++++ Supplied entries ++++
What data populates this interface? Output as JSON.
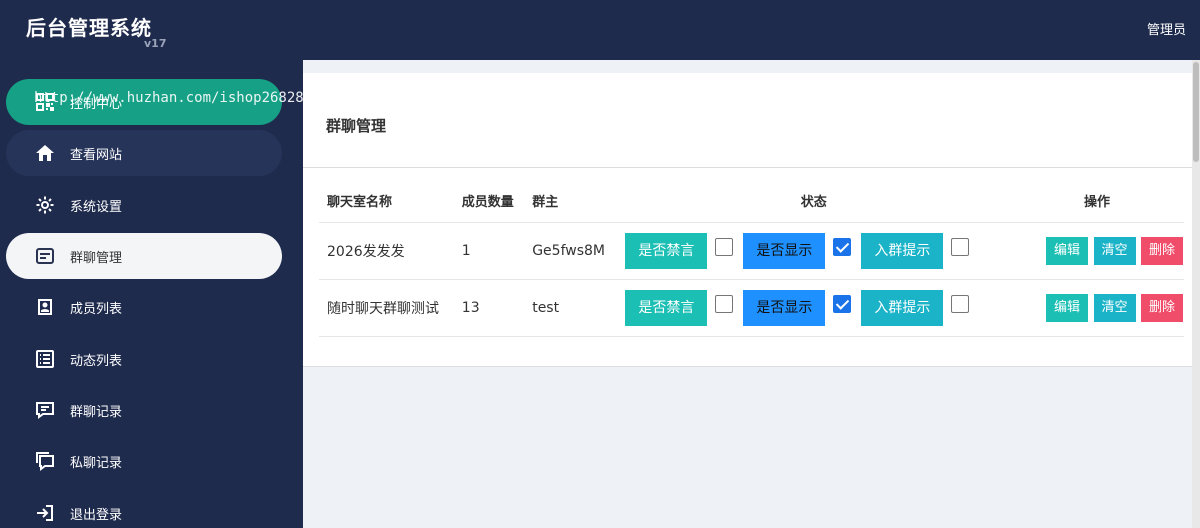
{
  "app": {
    "title": "后台管理系统",
    "version": "v17",
    "user": "管理员"
  },
  "watermark": "http://www.huzhan.com/ishop26828",
  "sidebar": {
    "items": [
      {
        "label": "控制中心",
        "icon": "qrcode-icon"
      },
      {
        "label": "查看网站",
        "icon": "home-icon"
      },
      {
        "label": "系统设置",
        "icon": "gear-icon"
      },
      {
        "label": "群聊管理",
        "icon": "list-card-icon"
      },
      {
        "label": "成员列表",
        "icon": "contact-card-icon"
      },
      {
        "label": "动态列表",
        "icon": "list-icon"
      },
      {
        "label": "群聊记录",
        "icon": "chat-icon"
      },
      {
        "label": "私聊记录",
        "icon": "chat-bubble-icon"
      },
      {
        "label": "退出登录",
        "icon": "logout-icon"
      }
    ]
  },
  "page": {
    "title": "群聊管理"
  },
  "table": {
    "headers": {
      "name": "聊天室名称",
      "count": "成员数量",
      "owner": "群主",
      "status": "状态",
      "actions": "操作"
    },
    "rows": [
      {
        "name": "2026发发发",
        "count": "1",
        "owner": "Ge5fws8M",
        "mute": "是否禁言",
        "mute_checked": false,
        "show": "是否显示",
        "show_checked": true,
        "notice": "入群提示",
        "notice_checked": false
      },
      {
        "name": "随时聊天群聊测试",
        "count": "13",
        "owner": "test",
        "mute": "是否禁言",
        "mute_checked": false,
        "show": "是否显示",
        "show_checked": true,
        "notice": "入群提示",
        "notice_checked": false
      }
    ],
    "action_labels": {
      "edit": "编辑",
      "clear": "清空",
      "delete": "删除"
    }
  },
  "colors": {
    "sidebar": "#1f2b4d",
    "accent_green": "#16a085",
    "teal": "#1cbfb4",
    "blue": "#1e90ff",
    "red": "#f04d6b"
  }
}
++++
● **Goal**
Make an exact copy of all entries above, dropping the images.

● **Output for this exercise**
What data populates this interface? Output as JSON.
{
  "app": {
    "title": "后台管理系统",
    "version": "v17",
    "user": "管理员"
  },
  "watermark": "http://www.huzhan.com/ishop26828",
  "sidebar": {
    "items": [
      {
        "label": "控制中心",
        "icon": "qrcode-icon"
      },
      {
        "label": "查看网站",
        "icon": "home-icon"
      },
      {
        "label": "系统设置",
        "icon": "gear-icon"
      },
      {
        "label": "群聊管理",
        "icon": "list-card-icon"
      },
      {
        "label": "成员列表",
        "icon": "contact-card-icon"
      },
      {
        "label": "动态列表",
        "icon": "list-icon"
      },
      {
        "label": "群聊记录",
        "icon": "chat-icon"
      },
      {
        "label": "私聊记录",
        "icon": "chat-bubble-icon"
      },
      {
        "label": "退出登录",
        "icon": "logout-icon"
      }
    ]
  },
  "page": {
    "title": "群聊管理"
  },
  "table": {
    "headers": {
      "name": "聊天室名称",
      "count": "成员数量",
      "owner": "群主",
      "status": "状态",
      "actions": "操作"
    },
    "rows": [
      {
        "name": "2026发发发",
        "count": "1",
        "owner": "Ge5fws8M",
        "mute": "是否禁言",
        "mute_checked": false,
        "show": "是否显示",
        "show_checked": true,
        "notice": "入群提示",
        "notice_checked": false
      },
      {
        "name": "随时聊天群聊测试",
        "count": "13",
        "owner": "test",
        "mute": "是否禁言",
        "mute_checked": false,
        "show": "是否显示",
        "show_checked": true,
        "notice": "入群提示",
        "notice_checked": false
      }
    ],
    "action_labels": {
      "edit": "编辑",
      "clear": "清空",
      "delete": "删除"
    }
  },
  "colors": {
    "sidebar": "#1f2b4d",
    "accent_green": "#16a085",
    "teal": "#1cbfb4",
    "blue": "#1e90ff",
    "red": "#f04d6b"
  }
}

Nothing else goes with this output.